-- Brief --
Wherever the word "折りたたみ式" appears in a line, copy that line.

>> Start

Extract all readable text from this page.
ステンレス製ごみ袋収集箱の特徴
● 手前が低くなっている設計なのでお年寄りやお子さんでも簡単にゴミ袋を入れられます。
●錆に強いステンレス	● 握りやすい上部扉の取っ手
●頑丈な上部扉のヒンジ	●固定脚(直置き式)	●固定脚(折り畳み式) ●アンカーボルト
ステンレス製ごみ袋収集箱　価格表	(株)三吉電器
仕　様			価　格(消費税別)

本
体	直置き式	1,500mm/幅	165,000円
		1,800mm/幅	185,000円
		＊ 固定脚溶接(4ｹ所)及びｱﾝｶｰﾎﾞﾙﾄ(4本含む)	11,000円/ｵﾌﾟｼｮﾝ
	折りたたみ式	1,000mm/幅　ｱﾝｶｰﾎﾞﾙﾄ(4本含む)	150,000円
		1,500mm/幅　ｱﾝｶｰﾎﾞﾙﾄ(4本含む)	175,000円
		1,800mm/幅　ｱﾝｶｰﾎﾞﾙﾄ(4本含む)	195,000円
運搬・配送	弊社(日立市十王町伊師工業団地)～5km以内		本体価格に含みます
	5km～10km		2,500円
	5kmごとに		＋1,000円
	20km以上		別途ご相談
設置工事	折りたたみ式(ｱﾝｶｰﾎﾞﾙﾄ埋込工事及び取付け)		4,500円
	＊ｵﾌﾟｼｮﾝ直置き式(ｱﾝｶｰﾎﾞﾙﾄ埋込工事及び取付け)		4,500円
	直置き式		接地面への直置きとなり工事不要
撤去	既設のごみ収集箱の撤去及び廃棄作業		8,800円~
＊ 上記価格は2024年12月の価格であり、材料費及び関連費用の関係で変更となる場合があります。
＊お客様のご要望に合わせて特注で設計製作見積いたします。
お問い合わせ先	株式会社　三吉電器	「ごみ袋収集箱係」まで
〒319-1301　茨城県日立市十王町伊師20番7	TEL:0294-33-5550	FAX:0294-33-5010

>> End

-- Solution for this task --
	折りたたみ式	1,000mm/幅　ｱﾝｶｰﾎﾞﾙﾄ(4本含む)	150,000円
設置工事	折りたたみ式(ｱﾝｶｰﾎﾞﾙﾄ埋込工事及び取付け)		4,500円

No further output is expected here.